## Objective
Set down every entry word for word. Omit the pictures.
[START OF Source material]
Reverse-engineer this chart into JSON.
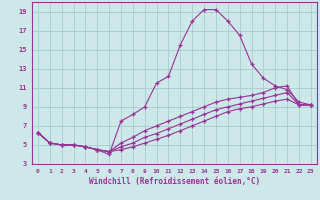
{
  "title": "",
  "xlabel": "Windchill (Refroidissement éolien,°C)",
  "bg_color": "#cce8e8",
  "grid_color": "#aacccc",
  "line_color": "#993399",
  "xlim": [
    -0.5,
    23.5
  ],
  "ylim": [
    3,
    20
  ],
  "xticks": [
    0,
    1,
    2,
    3,
    4,
    5,
    6,
    7,
    8,
    9,
    10,
    11,
    12,
    13,
    14,
    15,
    16,
    17,
    18,
    19,
    20,
    21,
    22,
    23
  ],
  "yticks": [
    3,
    5,
    7,
    9,
    11,
    13,
    15,
    17,
    19
  ],
  "line1_x": [
    0,
    1,
    2,
    3,
    4,
    5,
    6,
    7,
    8,
    9,
    10,
    11,
    12,
    13,
    14,
    15,
    16,
    17,
    18,
    19,
    20,
    21,
    22,
    23
  ],
  "line1_y": [
    6.3,
    5.2,
    5.0,
    5.0,
    4.8,
    4.5,
    4.0,
    7.5,
    8.2,
    9.0,
    11.5,
    12.2,
    15.5,
    18.0,
    19.2,
    19.2,
    18.0,
    16.5,
    13.5,
    12.0,
    11.2,
    10.8,
    9.5,
    9.2
  ],
  "line2_x": [
    0,
    1,
    2,
    3,
    4,
    5,
    6,
    7,
    8,
    9,
    10,
    11,
    12,
    13,
    14,
    15,
    16,
    17,
    18,
    19,
    20,
    21,
    22,
    23
  ],
  "line2_y": [
    6.3,
    5.2,
    5.0,
    5.0,
    4.8,
    4.5,
    4.3,
    5.2,
    5.8,
    6.5,
    7.0,
    7.5,
    8.0,
    8.5,
    9.0,
    9.5,
    9.8,
    10.0,
    10.2,
    10.5,
    11.0,
    11.2,
    9.2,
    9.2
  ],
  "line3_x": [
    0,
    1,
    2,
    3,
    4,
    5,
    6,
    7,
    8,
    9,
    10,
    11,
    12,
    13,
    14,
    15,
    16,
    17,
    18,
    19,
    20,
    21,
    22,
    23
  ],
  "line3_y": [
    6.3,
    5.2,
    5.0,
    5.0,
    4.8,
    4.5,
    4.3,
    4.8,
    5.2,
    5.8,
    6.2,
    6.7,
    7.2,
    7.7,
    8.2,
    8.7,
    9.0,
    9.3,
    9.6,
    9.9,
    10.2,
    10.5,
    9.2,
    9.2
  ],
  "line4_x": [
    0,
    1,
    2,
    3,
    4,
    5,
    6,
    7,
    8,
    9,
    10,
    11,
    12,
    13,
    14,
    15,
    16,
    17,
    18,
    19,
    20,
    21,
    22,
    23
  ],
  "line4_y": [
    6.3,
    5.2,
    5.0,
    5.0,
    4.8,
    4.5,
    4.3,
    4.5,
    4.8,
    5.2,
    5.6,
    6.0,
    6.5,
    7.0,
    7.5,
    8.0,
    8.5,
    8.8,
    9.0,
    9.3,
    9.6,
    9.8,
    9.2,
    9.2
  ]
}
[END OF Source material]
## Exercise response
Reverse-engineer this chart into JSON.
{
  "title": "",
  "xlabel": "Windchill (Refroidissement éolien,°C)",
  "bg_color": "#cce8e8",
  "grid_color": "#aacccc",
  "line_color": "#993399",
  "xlim": [
    -0.5,
    23.5
  ],
  "ylim": [
    3,
    20
  ],
  "xticks": [
    0,
    1,
    2,
    3,
    4,
    5,
    6,
    7,
    8,
    9,
    10,
    11,
    12,
    13,
    14,
    15,
    16,
    17,
    18,
    19,
    20,
    21,
    22,
    23
  ],
  "yticks": [
    3,
    5,
    7,
    9,
    11,
    13,
    15,
    17,
    19
  ],
  "line1_x": [
    0,
    1,
    2,
    3,
    4,
    5,
    6,
    7,
    8,
    9,
    10,
    11,
    12,
    13,
    14,
    15,
    16,
    17,
    18,
    19,
    20,
    21,
    22,
    23
  ],
  "line1_y": [
    6.3,
    5.2,
    5.0,
    5.0,
    4.8,
    4.5,
    4.0,
    7.5,
    8.2,
    9.0,
    11.5,
    12.2,
    15.5,
    18.0,
    19.2,
    19.2,
    18.0,
    16.5,
    13.5,
    12.0,
    11.2,
    10.8,
    9.5,
    9.2
  ],
  "line2_x": [
    0,
    1,
    2,
    3,
    4,
    5,
    6,
    7,
    8,
    9,
    10,
    11,
    12,
    13,
    14,
    15,
    16,
    17,
    18,
    19,
    20,
    21,
    22,
    23
  ],
  "line2_y": [
    6.3,
    5.2,
    5.0,
    5.0,
    4.8,
    4.5,
    4.3,
    5.2,
    5.8,
    6.5,
    7.0,
    7.5,
    8.0,
    8.5,
    9.0,
    9.5,
    9.8,
    10.0,
    10.2,
    10.5,
    11.0,
    11.2,
    9.2,
    9.2
  ],
  "line3_x": [
    0,
    1,
    2,
    3,
    4,
    5,
    6,
    7,
    8,
    9,
    10,
    11,
    12,
    13,
    14,
    15,
    16,
    17,
    18,
    19,
    20,
    21,
    22,
    23
  ],
  "line3_y": [
    6.3,
    5.2,
    5.0,
    5.0,
    4.8,
    4.5,
    4.3,
    4.8,
    5.2,
    5.8,
    6.2,
    6.7,
    7.2,
    7.7,
    8.2,
    8.7,
    9.0,
    9.3,
    9.6,
    9.9,
    10.2,
    10.5,
    9.2,
    9.2
  ],
  "line4_x": [
    0,
    1,
    2,
    3,
    4,
    5,
    6,
    7,
    8,
    9,
    10,
    11,
    12,
    13,
    14,
    15,
    16,
    17,
    18,
    19,
    20,
    21,
    22,
    23
  ],
  "line4_y": [
    6.3,
    5.2,
    5.0,
    5.0,
    4.8,
    4.5,
    4.3,
    4.5,
    4.8,
    5.2,
    5.6,
    6.0,
    6.5,
    7.0,
    7.5,
    8.0,
    8.5,
    8.8,
    9.0,
    9.3,
    9.6,
    9.8,
    9.2,
    9.2
  ]
}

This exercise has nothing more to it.